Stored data
________
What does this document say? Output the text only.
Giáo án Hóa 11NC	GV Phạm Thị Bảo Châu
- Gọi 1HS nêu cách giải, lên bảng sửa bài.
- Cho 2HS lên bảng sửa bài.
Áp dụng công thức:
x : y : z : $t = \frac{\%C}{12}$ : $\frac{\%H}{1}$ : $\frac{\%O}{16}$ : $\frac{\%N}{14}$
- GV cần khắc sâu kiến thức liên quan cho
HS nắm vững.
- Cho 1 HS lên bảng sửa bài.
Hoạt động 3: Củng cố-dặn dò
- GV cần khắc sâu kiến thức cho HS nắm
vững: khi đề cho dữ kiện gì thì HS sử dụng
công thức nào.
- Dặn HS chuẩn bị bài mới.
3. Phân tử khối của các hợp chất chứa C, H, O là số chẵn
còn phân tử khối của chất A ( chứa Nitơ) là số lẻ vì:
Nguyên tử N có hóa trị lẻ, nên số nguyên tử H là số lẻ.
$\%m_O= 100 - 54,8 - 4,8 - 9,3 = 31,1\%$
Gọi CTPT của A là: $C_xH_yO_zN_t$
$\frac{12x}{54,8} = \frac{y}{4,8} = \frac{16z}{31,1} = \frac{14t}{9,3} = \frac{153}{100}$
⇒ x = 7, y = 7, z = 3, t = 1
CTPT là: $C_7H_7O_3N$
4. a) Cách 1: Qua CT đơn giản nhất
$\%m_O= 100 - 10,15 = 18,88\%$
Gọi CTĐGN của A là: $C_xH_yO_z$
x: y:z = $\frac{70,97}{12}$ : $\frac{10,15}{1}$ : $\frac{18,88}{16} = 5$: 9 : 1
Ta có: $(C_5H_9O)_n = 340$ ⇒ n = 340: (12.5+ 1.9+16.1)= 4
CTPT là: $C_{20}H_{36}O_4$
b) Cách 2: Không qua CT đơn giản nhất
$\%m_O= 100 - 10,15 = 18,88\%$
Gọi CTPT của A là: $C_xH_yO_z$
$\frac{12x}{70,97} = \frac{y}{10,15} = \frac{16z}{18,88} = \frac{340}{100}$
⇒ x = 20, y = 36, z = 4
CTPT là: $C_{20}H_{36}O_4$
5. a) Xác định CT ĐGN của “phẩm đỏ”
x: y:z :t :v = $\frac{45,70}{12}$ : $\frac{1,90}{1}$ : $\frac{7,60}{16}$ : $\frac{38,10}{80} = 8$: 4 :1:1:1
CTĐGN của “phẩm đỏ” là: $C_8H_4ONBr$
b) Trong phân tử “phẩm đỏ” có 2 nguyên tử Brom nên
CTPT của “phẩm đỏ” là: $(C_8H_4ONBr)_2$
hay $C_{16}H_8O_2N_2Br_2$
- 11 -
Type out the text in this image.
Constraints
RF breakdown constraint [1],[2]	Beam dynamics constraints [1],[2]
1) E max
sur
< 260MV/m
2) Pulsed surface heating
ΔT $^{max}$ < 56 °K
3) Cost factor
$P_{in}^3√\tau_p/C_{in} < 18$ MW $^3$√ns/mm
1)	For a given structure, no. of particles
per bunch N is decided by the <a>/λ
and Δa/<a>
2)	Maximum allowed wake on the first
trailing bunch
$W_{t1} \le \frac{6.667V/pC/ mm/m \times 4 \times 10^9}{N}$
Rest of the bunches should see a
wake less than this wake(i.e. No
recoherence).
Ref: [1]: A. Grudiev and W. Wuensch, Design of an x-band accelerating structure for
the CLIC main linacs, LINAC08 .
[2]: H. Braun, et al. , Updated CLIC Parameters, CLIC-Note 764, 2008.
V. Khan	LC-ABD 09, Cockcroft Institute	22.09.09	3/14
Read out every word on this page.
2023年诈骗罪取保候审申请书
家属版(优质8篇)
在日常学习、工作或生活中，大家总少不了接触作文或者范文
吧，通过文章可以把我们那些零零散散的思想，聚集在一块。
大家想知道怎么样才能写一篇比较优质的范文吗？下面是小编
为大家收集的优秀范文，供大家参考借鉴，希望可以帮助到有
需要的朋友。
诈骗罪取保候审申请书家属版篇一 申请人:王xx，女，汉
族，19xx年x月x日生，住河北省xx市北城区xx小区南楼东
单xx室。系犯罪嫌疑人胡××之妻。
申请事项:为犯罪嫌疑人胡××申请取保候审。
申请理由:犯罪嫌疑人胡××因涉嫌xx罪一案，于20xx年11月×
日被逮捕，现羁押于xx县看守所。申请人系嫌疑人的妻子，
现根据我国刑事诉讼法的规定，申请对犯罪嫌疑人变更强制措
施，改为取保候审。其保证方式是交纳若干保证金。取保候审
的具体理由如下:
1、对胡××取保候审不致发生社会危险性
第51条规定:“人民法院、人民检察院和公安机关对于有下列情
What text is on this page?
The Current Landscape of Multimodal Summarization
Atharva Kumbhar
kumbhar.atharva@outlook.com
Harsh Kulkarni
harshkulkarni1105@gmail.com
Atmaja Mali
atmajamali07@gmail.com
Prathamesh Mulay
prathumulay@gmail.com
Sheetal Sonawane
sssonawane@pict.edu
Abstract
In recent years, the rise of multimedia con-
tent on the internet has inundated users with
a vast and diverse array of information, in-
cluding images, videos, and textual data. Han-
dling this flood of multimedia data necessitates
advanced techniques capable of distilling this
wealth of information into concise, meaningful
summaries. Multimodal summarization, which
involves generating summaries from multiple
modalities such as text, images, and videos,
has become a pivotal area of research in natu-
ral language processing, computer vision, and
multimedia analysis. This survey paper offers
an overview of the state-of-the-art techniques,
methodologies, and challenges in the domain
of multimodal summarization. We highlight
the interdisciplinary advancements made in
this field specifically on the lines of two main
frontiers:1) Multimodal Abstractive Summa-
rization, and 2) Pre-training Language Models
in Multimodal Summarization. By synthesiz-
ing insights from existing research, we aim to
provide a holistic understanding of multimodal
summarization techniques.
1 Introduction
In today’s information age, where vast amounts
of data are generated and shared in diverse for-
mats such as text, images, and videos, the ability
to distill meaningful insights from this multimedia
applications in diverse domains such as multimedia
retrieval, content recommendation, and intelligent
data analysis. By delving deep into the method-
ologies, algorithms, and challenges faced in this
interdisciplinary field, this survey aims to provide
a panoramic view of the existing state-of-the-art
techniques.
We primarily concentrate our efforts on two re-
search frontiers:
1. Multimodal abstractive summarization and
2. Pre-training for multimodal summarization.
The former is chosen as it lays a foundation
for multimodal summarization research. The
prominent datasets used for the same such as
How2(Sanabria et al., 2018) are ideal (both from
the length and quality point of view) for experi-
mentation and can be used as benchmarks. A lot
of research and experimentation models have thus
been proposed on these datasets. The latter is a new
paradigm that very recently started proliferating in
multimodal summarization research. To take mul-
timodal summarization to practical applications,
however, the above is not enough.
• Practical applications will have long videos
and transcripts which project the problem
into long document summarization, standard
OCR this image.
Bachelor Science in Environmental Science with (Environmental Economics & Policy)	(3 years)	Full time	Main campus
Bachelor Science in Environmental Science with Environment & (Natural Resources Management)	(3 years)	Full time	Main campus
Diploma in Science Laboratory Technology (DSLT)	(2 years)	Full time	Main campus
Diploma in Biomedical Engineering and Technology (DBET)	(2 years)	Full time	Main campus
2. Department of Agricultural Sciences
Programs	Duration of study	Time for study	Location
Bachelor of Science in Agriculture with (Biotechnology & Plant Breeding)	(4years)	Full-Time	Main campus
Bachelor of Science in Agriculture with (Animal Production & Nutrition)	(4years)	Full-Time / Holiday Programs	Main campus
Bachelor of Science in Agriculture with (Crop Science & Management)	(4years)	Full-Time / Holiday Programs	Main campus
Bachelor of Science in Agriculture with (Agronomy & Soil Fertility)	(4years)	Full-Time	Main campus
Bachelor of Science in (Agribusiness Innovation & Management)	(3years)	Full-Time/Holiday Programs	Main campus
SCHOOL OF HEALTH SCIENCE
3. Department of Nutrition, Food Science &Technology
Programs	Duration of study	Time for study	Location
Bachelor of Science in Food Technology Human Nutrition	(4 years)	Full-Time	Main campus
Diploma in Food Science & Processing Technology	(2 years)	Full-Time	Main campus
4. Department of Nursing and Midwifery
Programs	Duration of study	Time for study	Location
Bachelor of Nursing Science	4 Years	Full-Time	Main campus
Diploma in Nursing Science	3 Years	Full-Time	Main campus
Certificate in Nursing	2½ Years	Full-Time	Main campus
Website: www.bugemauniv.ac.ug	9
________
EXERCISE DESCRIPTION: Select the lines from the entries that include the word "applications".

COMPLETED TASK:
applications in diverse domains such as multimedia
timodal summarization to practical applications,
• Practical applications will have long videos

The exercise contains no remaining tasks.